## WRITTEN TASK 1
Could you lay out the rows from the one containing "cell-team: VeriKVC <box>226 582 310 616</box>" through the one containing "cell-global-eer: 4.16 <box>472" as a Markdown table with the columns Row and Line, numbering each row and skipping blank lines?

## EXCERPTED TEXT
Monday, May 28, 2012

Character Encoding Troubles

In the past, I encountered an issue with a legacy application that migrated from WebLogic Server running on a old Windows server to a newer Tomcat application server running on Red Hat Linux environment. This application has been running fine without issues for weeks until the developer suddenly started to complain that this application is not saving the registered ® and copyright © trademark symbols to the database. The developer also said that when he runs the application from his Windows laptop, he's able to save these two symbols into the database.

Earlier in my career, I was developer for a software company that built multilingual software specializing in Asian languages, I recognize this as a character encoding issue. So I asked the developer to send me the source code related to this issue and here's the relevant part of the code:

    // Sending updates to the database
    update.setValue("data",encodeString(text));
    // Inserting the data to the database
    insert.setValue("data",encodeString(text));

That seemed odd, what does the method encodeString do? Here's the implementation:

public String encodeString(String value) throws java.io.UnsupportedEncodingException
{
  log("encodeString", "Begin");
  if (value == null)
  {
    log("encodeString", "value == null");
    return value;
  }
  
  byte [] btValue = value.getBytes();
  String encodedValue = new String(btValue, _ISO88591);
  
  /*
  Charset utf8charset = Charset.forName("UTF-8");
  Charset iso88591charset = Charset.forName("ISO-8859-1");

  ByteBuffer inputBuffer = ByteBuffer.wrap(btValue);

  // decode UTF-8
  CharBuffer data = utf8charset.decode(inputBuffer);

  // encode ISO-8559-1
  ByteBuffer outputBuffer = iso88591charset.encode(data);
  byte[] outputData = outputBuffer.array();
  byte[] inputData = inputBuffer.array();
 
  log("ISO-8859-1: ", new String(outputData));
  log("UTF-8: ", new String(inputData));
  
  //String encodedValue = new String(btValue, _ISO88591);
  String encodedValue = new String(inputData);
  String encodedValue_ISO88591 = new String(inputData, _ISO88591);
  //encodedValue.getBytes("UTF-8");
  log("Encoded UTF: ", encodedValue);
  log("Encoded ISO88591: ", encodedValue_ISO88591);
  */
  
  return encodedValue;
}

Wow! I can see that the developer is trying to get a handle on this encoding business and hence all the commented out R&D code, but clearly this developer is not familiar with character set encoding issues.

## WRITTEN TASK 2
Can you carry on the post about character encoding troubles from the point where it stops?

## RAW RECORDS
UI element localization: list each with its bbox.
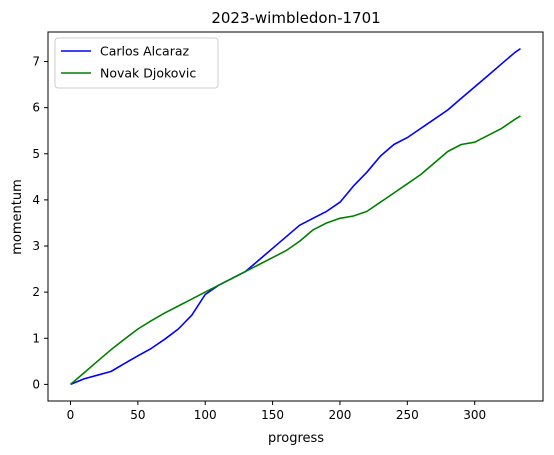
x-axis-label: progress [268,431,324,446]
plot-area [69,47,521,386]
y-tick-label: 7 [32,55,40,69]
legend-label-novak-djokovic: Novak Djokovic [100,66,196,81]
y-tick-label: 1 [32,331,40,345]
legend-label-carlos-alcaraz: Carlos Alcaraz [100,44,189,59]
series-line-novak-djokovic [69,115,521,386]
x-tick-label: 200 [329,408,352,422]
x-tick-label: 150 [261,408,284,422]
legend-box [54,37,219,89]
x-tick-label: 0 [67,408,75,422]
chart-title: 2023-wimbledon-1701 [211,9,380,27]
y-axis: 0 1 2 3 4 5 6 7 [32,55,48,391]
y-tick-label: 0 [32,377,40,391]
x-tick-label: 50 [130,408,145,422]
y-tick-label: 4 [32,193,40,207]
y-tick-label: 3 [32,239,40,253]
x-tick-label: 100 [194,408,217,422]
x-tick-label: 300 [463,408,486,422]
x-tick-label: 250 [396,408,419,422]
y-axis-label: momentum [10,179,25,255]
y-tick-label: 2 [32,285,40,299]
legend: Carlos Alcaraz Novak Djokovic [54,37,219,89]
x-axis: 0 50 100 150 200 250 300 [67,401,486,422]
y-tick-label: 6 [32,101,40,115]
y-tick-label: 5 [32,147,40,161]
series-line-carlos-alcaraz [70,47,521,386]
plot-frame [47,31,544,402]
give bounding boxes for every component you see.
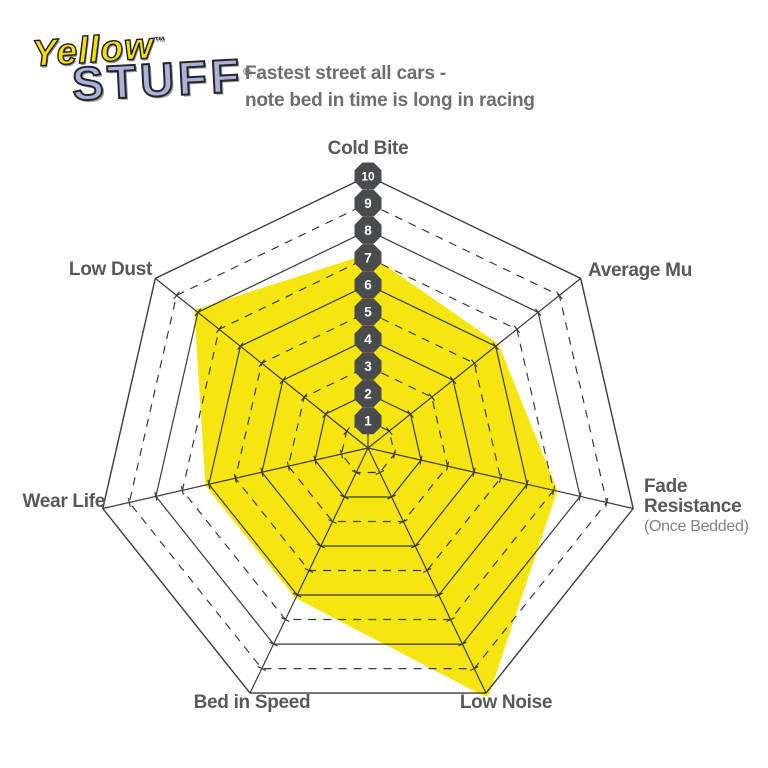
spoke-tick (525, 479, 529, 489)
scale-badge-label-2: 2 (364, 386, 372, 401)
spoke-tick (469, 666, 479, 672)
scale-badge-label-4: 4 (364, 332, 372, 347)
spoke-tick (419, 455, 423, 465)
spoke-tick (534, 308, 542, 317)
scale-badge-label-7: 7 (364, 250, 372, 265)
spoke-tick (513, 325, 521, 334)
scale-badge-2 (354, 380, 382, 408)
spoke-tick (194, 308, 202, 317)
spoke-tick (499, 473, 503, 483)
spoke-tick (339, 449, 344, 459)
spoke-tick (556, 291, 563, 300)
spoke-tick (313, 455, 317, 465)
spoke-tick (279, 376, 287, 385)
spoke-tick (407, 410, 414, 418)
spoke-tick (422, 568, 432, 574)
spoke-tick (446, 461, 450, 471)
spoke-tick (387, 494, 396, 500)
spoke-tick (458, 641, 467, 647)
spoke-tick (375, 470, 385, 476)
grid-ring-solid-4 (261, 338, 475, 547)
axis-label-wear-life: Wear Life (22, 491, 106, 512)
scale-badge-1 (354, 407, 382, 435)
grid-ring-dashed-3 (287, 365, 449, 523)
spoke-tick (471, 359, 478, 368)
spoke-tick (386, 427, 393, 435)
spoke-tick (410, 543, 420, 549)
spoke-tick (300, 393, 308, 401)
grid-ring-solid-2 (314, 392, 422, 498)
grid-ring-solid-8 (155, 229, 581, 645)
spoke-tick (215, 325, 223, 334)
axis-label-bed-in-speed: Bed in Speed (193, 692, 311, 713)
grid-ring-solid-10 (102, 175, 634, 694)
scale-badge-label-1: 1 (364, 414, 372, 429)
scale-badge-3 (354, 352, 382, 380)
axis-label-fade-resistance: Fade Resistance (Once Bedded) (644, 477, 768, 536)
spoke-tick (343, 427, 350, 435)
spoke-tick (304, 568, 314, 574)
scale-badge-9 (354, 189, 382, 217)
spoke-tick (434, 592, 444, 598)
spoke-tick (281, 617, 290, 623)
axis-label-average-mu: Average Mu (588, 260, 692, 281)
scale-badge-label-3: 3 (364, 359, 372, 374)
grid-ring-dashed-5 (234, 311, 502, 572)
spoke-tick (292, 592, 302, 598)
axis-label-cold-bite: Cold Bite (327, 138, 409, 159)
scale-badge-8 (354, 216, 382, 244)
spoke-tick (269, 641, 278, 647)
spoke-tick (258, 359, 265, 368)
spoke-tick (472, 467, 476, 477)
spoke-tick (322, 410, 329, 418)
scale-badge-5 (354, 298, 382, 326)
spoke-tick (399, 519, 408, 525)
scale-badge-label-9: 9 (364, 196, 372, 211)
spoke-tick (286, 461, 290, 471)
spoke-tick (428, 393, 436, 401)
scale-badge-label-5: 5 (364, 305, 372, 320)
scale-badge-label-6: 6 (364, 278, 372, 293)
spoke-tick (127, 497, 131, 508)
spoke-tick (552, 485, 556, 495)
spoke-tick (492, 342, 499, 351)
spoke-tick (392, 449, 397, 459)
grid-ring-dashed-1 (340, 420, 396, 474)
spoke-tick (578, 491, 582, 501)
scale-badge-10 (354, 162, 382, 190)
scale-badge-7 (354, 244, 382, 272)
spoke-tick (237, 342, 244, 351)
grid-ring-dashed-9 (128, 202, 608, 670)
spoke-tick (233, 473, 237, 483)
subtitle-line-2: note bed in time is long in racing (245, 90, 535, 111)
spoke-tick (260, 467, 264, 477)
scale-badge-4 (354, 325, 382, 353)
spoke-tick (173, 291, 180, 300)
spoke-tick (340, 494, 349, 500)
scale-badge-6 (354, 271, 382, 299)
spoke-tick (180, 485, 184, 495)
spoke-tick (316, 543, 326, 549)
spoke-tick (446, 617, 455, 623)
spoke-tick (154, 491, 158, 501)
spoke-tick (207, 479, 211, 489)
spoke-tick (605, 497, 609, 508)
axis-label-low-noise: Low Noise (459, 692, 553, 713)
axis-label-low-dust: Low Dust (68, 259, 152, 280)
spoke-tick (351, 470, 361, 476)
chart-subtitle: Fastest street all cars - note bed in ti… (245, 60, 605, 114)
axis-sublabel-once-bedded: (Once Bedded) (644, 518, 749, 535)
grid-ring-dashed-7 (181, 256, 555, 621)
scale-badge-label-10: 10 (361, 170, 375, 184)
scale-badge-label-8: 8 (364, 223, 372, 238)
subtitle-line-1: Fastest street all cars - (245, 63, 446, 84)
spoke-tick (257, 666, 267, 672)
grid-ring-solid-6 (208, 284, 528, 596)
spoke-tick (328, 519, 337, 525)
spoke-tick (449, 376, 457, 385)
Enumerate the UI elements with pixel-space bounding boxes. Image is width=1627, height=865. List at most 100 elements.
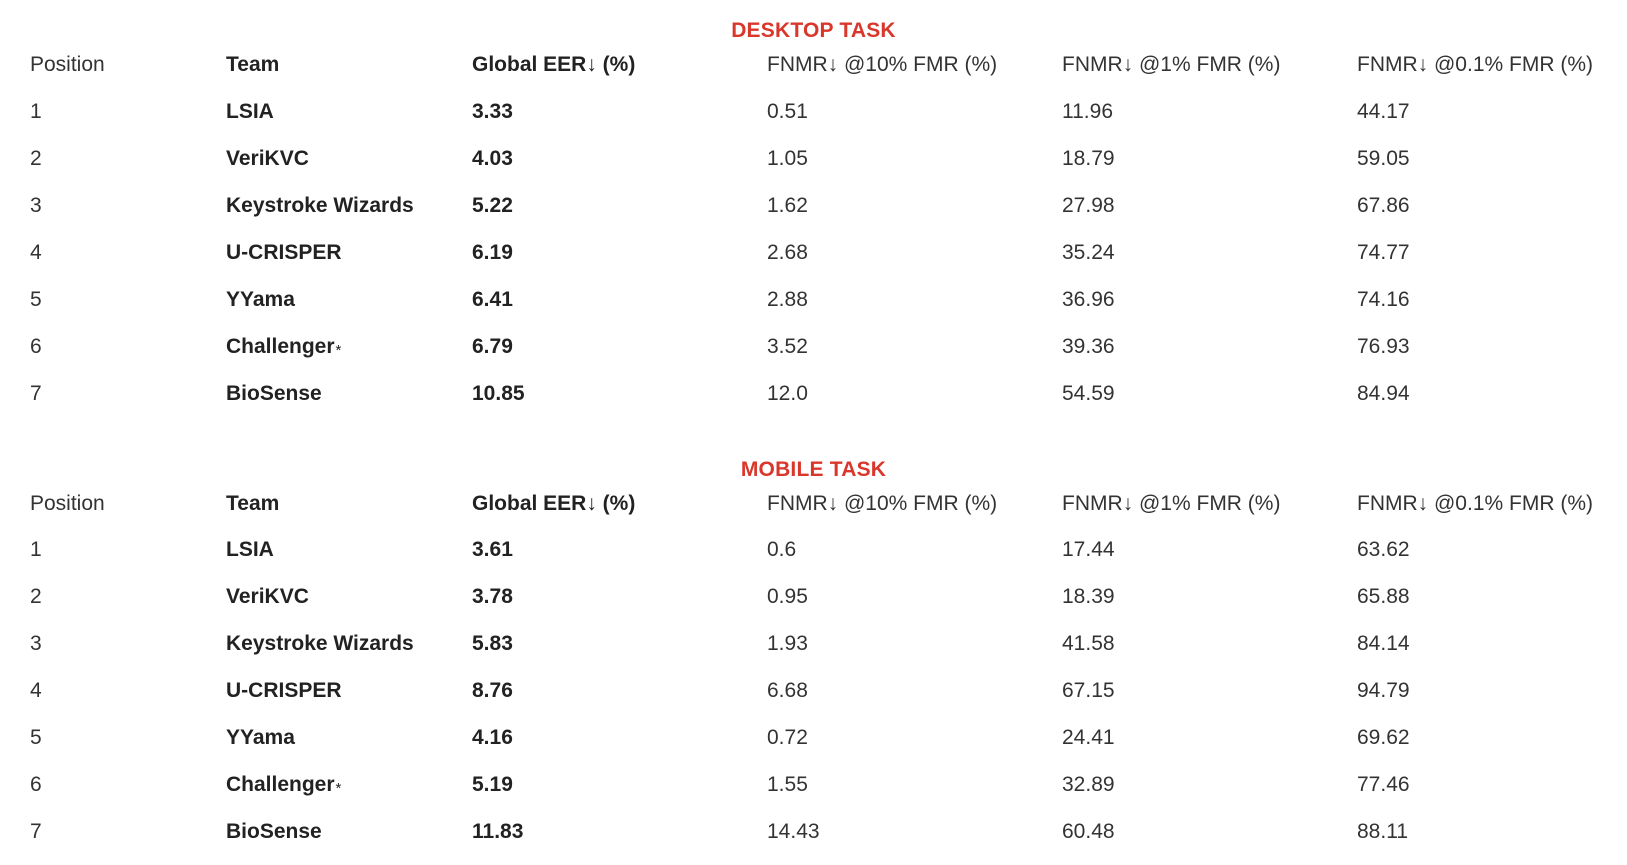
cell-team: VeriKVC <box>226 582 310 616</box>
cell-position: 4 <box>30 679 42 702</box>
cell-fnmr-1: 67.15 <box>1062 679 1115 702</box>
cell-global-eer: 10.85 <box>472 382 525 405</box>
team-name: Keystroke Wizards <box>226 194 414 217</box>
cell-fnmr-0-1: 84.14 <box>1357 632 1410 655</box>
header-position: Position <box>30 492 105 515</box>
cell-fnmr-10: 1.05 <box>767 147 808 170</box>
cell-fnmr-10: 0.95 <box>767 585 808 608</box>
cell-fnmr-10: 2.68 <box>767 241 808 264</box>
cell-fnmr-0-1: 76.93 <box>1357 335 1410 358</box>
cell-fnmr-0-1: 44.17 <box>1357 100 1410 123</box>
team-name: LSIA <box>226 538 274 561</box>
table-row: 7 BioSense 11.83 14.43 60.48 88.11 <box>0 817 1627 847</box>
team-name: VeriKVC <box>226 585 309 608</box>
cell-fnmr-1: 54.59 <box>1062 382 1115 405</box>
header-team: Team <box>226 53 280 76</box>
team-name: BioSense <box>226 382 322 405</box>
cell-global-eer: 3.61 <box>472 538 513 561</box>
cell-team: YYama <box>226 723 296 757</box>
cell-fnmr-0-1: 67.86 <box>1357 194 1410 217</box>
table-row: 5 YYama 4.16 0.72 24.41 69.62 <box>0 723 1627 753</box>
team-name: U-CRISPER <box>226 241 342 264</box>
team-star: * <box>335 342 342 359</box>
table-row: 4 U-CRISPER 8.76 6.68 67.15 94.79 <box>0 676 1627 706</box>
cell-position: 7 <box>30 382 42 405</box>
header-fnmr-0-1: FNMR↓ @0.1% FMR (%) <box>1357 53 1593 76</box>
table-row: 6 Challenger* 6.79 3.52 39.36 76.93 <box>0 332 1627 362</box>
table-row: 3 Keystroke Wizards 5.22 1.62 27.98 67.8… <box>0 191 1627 221</box>
cell-fnmr-1: 35.24 <box>1062 241 1115 264</box>
cell-fnmr-1: 18.79 <box>1062 147 1115 170</box>
cell-fnmr-1: 24.41 <box>1062 726 1115 749</box>
cell-fnmr-1: 27.98 <box>1062 194 1115 217</box>
header-global-eer: Global EER↓ (%) <box>472 492 636 515</box>
cell-team: BioSense <box>226 379 323 413</box>
cell-team: Challenger* <box>226 770 341 804</box>
cell-fnmr-0-1: 77.46 <box>1357 773 1410 796</box>
cell-fnmr-1: 36.96 <box>1062 288 1115 311</box>
cell-position: 7 <box>30 820 42 843</box>
header-fnmr-10: FNMR↓ @10% FMR (%) <box>767 53 998 76</box>
cell-fnmr-10: 0.51 <box>767 100 808 123</box>
cell-fnmr-10: 12.0 <box>767 382 808 405</box>
cell-team: LSIA <box>226 535 275 569</box>
cell-fnmr-10: 14.43 <box>767 820 820 843</box>
cell-fnmr-0-1: 94.79 <box>1357 679 1410 702</box>
cell-global-eer: 4.16 <box>472 726 513 749</box>
header-fnmr-0-1: FNMR↓ @0.1% FMR (%) <box>1357 492 1593 515</box>
cell-fnmr-10: 1.62 <box>767 194 808 217</box>
cell-position: 4 <box>30 241 42 264</box>
cell-fnmr-0-1: 59.05 <box>1357 147 1410 170</box>
cell-fnmr-10: 0.6 <box>767 538 797 561</box>
cell-fnmr-1: 11.96 <box>1062 100 1113 123</box>
table-row: 4 U-CRISPER 6.19 2.68 35.24 74.77 <box>0 238 1627 268</box>
cell-team: Challenger* <box>226 332 341 366</box>
cell-position: 3 <box>30 632 42 655</box>
cell-fnmr-1: 41.58 <box>1062 632 1115 655</box>
team-name: YYama <box>226 288 295 311</box>
cell-position: 2 <box>30 147 42 170</box>
cell-global-eer: 6.41 <box>472 288 513 311</box>
cell-fnmr-0-1: 65.88 <box>1357 585 1410 608</box>
cell-team: U-CRISPER <box>226 676 343 710</box>
cell-fnmr-10: 3.52 <box>767 335 808 358</box>
team-name: BioSense <box>226 820 322 843</box>
cell-position: 1 <box>30 538 42 561</box>
cell-fnmr-0-1: 69.62 <box>1357 726 1410 749</box>
cell-team: BioSense <box>226 817 323 851</box>
cell-team: Keystroke Wizards <box>226 629 415 663</box>
cell-position: 5 <box>30 726 42 749</box>
table-header-row: Position Team Global EER↓ (%) FNMR↓ @10%… <box>0 489 1627 519</box>
team-name: Keystroke Wizards <box>226 632 414 655</box>
cell-position: 2 <box>30 585 42 608</box>
cell-global-eer: 8.76 <box>472 679 513 702</box>
table-row: 6 Challenger* 5.19 1.55 32.89 77.46 <box>0 770 1627 800</box>
cell-global-eer: 3.78 <box>472 585 513 608</box>
cell-fnmr-10: 2.88 <box>767 288 808 311</box>
cell-team: LSIA <box>226 97 275 131</box>
team-name: U-CRISPER <box>226 679 342 702</box>
cell-global-eer: 5.19 <box>472 773 513 796</box>
cell-global-eer: 6.79 <box>472 335 513 358</box>
cell-fnmr-1: 60.48 <box>1062 820 1115 843</box>
team-name: LSIA <box>226 100 274 123</box>
cell-position: 6 <box>30 335 42 358</box>
cell-team: YYama <box>226 285 296 319</box>
cell-team: U-CRISPER <box>226 238 343 272</box>
cell-fnmr-10: 1.55 <box>767 773 808 796</box>
cell-fnmr-1: 39.36 <box>1062 335 1115 358</box>
cell-global-eer: 4.03 <box>472 147 513 170</box>
cell-global-eer: 3.33 <box>472 100 513 123</box>
cell-team: Keystroke Wizards <box>226 191 415 225</box>
cell-fnmr-0-1: 74.77 <box>1357 241 1410 264</box>
cell-position: 3 <box>30 194 42 217</box>
header-fnmr-1: FNMR↓ @1% FMR (%) <box>1062 53 1281 76</box>
table-row: 2 VeriKVC 4.03 1.05 18.79 59.05 <box>0 144 1627 174</box>
table-row: 1 LSIA 3.33 0.51 11.96 44.17 <box>0 97 1627 127</box>
table-row: 2 VeriKVC 3.78 0.95 18.39 65.88 <box>0 582 1627 612</box>
team-star: * <box>335 780 342 797</box>
section-title: DESKTOP TASK <box>731 19 896 42</box>
cell-fnmr-10: 6.68 <box>767 679 808 702</box>
table-row: 3 Keystroke Wizards 5.83 1.93 41.58 84.1… <box>0 629 1627 659</box>
cell-position: 5 <box>30 288 42 311</box>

## RESPONSE 1
| Row | Line |
|---|---|
| 1 | cell-team: VeriKVC <box>226 582 310 616</box> |
| 2 | cell-position: 4 <box>30 679 42 702</box> |
| 3 | cell-fnmr-1: 67.15 <box>1062 679 1115 702</box> |
| 4 | cell-global-eer: 10.85 <box>472 382 525 405</box> |
| 5 | team-name: Keystroke Wizards <box>226 194 414 217</box> |
| 6 | cell-fnmr-0-1: 84.14 <box>1357 632 1410 655</box> |
| 7 | header-position: Position <box>30 492 105 515</box> |
| 8 | cell-fnmr-10: 1.05 <box>767 147 808 170</box> |
| 9 | cell-fnmr-10: 0.95 <box>767 585 808 608</box> |
| 10 | cell-fnmr-10: 2.68 <box>767 241 808 264</box> |
| 11 | cell-fnmr-0-1: 76.93 <box>1357 335 1410 358</box> |
| 12 | cell-fnmr-0-1: 44.17 <box>1357 100 1410 123</box> |
| 13 | team-name: LSIA <box>226 538 274 561</box> |
| 14 | table-row: 7 BioSense 11.83 14.43 60.48 88.11 <box>0 817 1627 847</box> |
| 15 | team-name: VeriKVC <box>226 585 309 608</box> |
| 16 | cell-fnmr-1: 54.59 <box>1062 382 1115 405</box> |
| 17 | header-team: Team <box>226 53 280 76</box> |
| 18 | team-name: BioSense <box>226 382 322 405</box> |
| 19 | cell-global-eer: 3.61 <box>472 538 513 561</box> |
| 20 | cell-team: YYama <box>226 723 296 757</box> |
| 21 | cell-fnmr-0-1: 67.86 <box>1357 194 1410 217</box> |
| 22 | table-row: 5 YYama 4.16 0.72 24.41 69.62 <box>0 723 1627 753</box> |
| 23 | team-name: U-CRISPER <box>226 241 342 264</box> |
| 24 | team-star: * <box>335 342 342 359</box> |
| 25 | table-row: 4 U-CRISPER 8.76 6.68 67.15 94.79 <box>0 676 1627 706</box> |
| 26 | cell-position: 7 <box>30 382 42 405</box> |
| 27 | header-fnmr-0-1: FNMR↓ @0.1% FMR (%) <box>1357 53 1593 76</box> |
| 28 | table-row: 6 Challenger* 6.79 3.52 39.36 76.93 <box>0 332 1627 362</box> |
| 29 | table-row: 3 Keystroke Wizards 5.22 1.62 27.98 67.8… <box>0 191 1627 221</box> |
| 30 | cell-fnmr-1: 35.24 <box>1062 241 1115 264</box> |
| 31 | cell-fnmr-1: 18.79 <box>1062 147 1115 170</box> |
| 32 | cell-fnmr-1: 24.41 <box>1062 726 1115 749</box> |
| 33 | cell-fnmr-1: 27.98 <box>1062 194 1115 217</box> |
| 34 | header-global-eer: Global EER↓ (%) <box>472 492 636 515</box> |
| 35 | cell-team: BioSense <box>226 379 323 413</box> |
| 36 | cell-team: Challenger* <box>226 770 341 804</box> |
| 37 | cell-fnmr-0-1: 77.46 <box>1357 773 1410 796</box> |
| 38 | cell-fnmr-1: 36.96 <box>1062 288 1115 311</box> |
| 39 | cell-position: 7 <box>30 820 42 843</box> |
| 40 | header-fnmr-10: FNMR↓ @10% FMR (%) <box>767 53 998 76</box> |
| 41 | cell-fnmr-10: 0.51 <box>767 100 808 123</box> |
| 42 | cell-fnmr-10: 12.0 <box>767 382 808 405</box> |
| 43 | cell-team: LSIA <box>226 535 275 569</box> |
| 44 | cell-fnmr-10: 14.43 <box>767 820 820 843</box> |
| 45 | cell-fnmr-0-1: 94.79 <box>1357 679 1410 702</box> |
| 46 | cell-global-eer: 4.16 <box>472 726 513 749</box> |

## RESPONSE 2
The main problem is with the following line of code:

  byte [] btValue = value.getBytes();

From Java API manual, the getBytes() method encodes the string into a sequence of bytes using the platform's default charset. On the old legacy Windows Server that this application was originally running on, it was probably using Windows code page 1252, which is basically ISO-8859-1 and hence the register and copyright symbols were correctly encoded. However, on the Red Hat Linux operating system, the default encoding was ascii and therefore the register/copyright symbol got converted into question marks.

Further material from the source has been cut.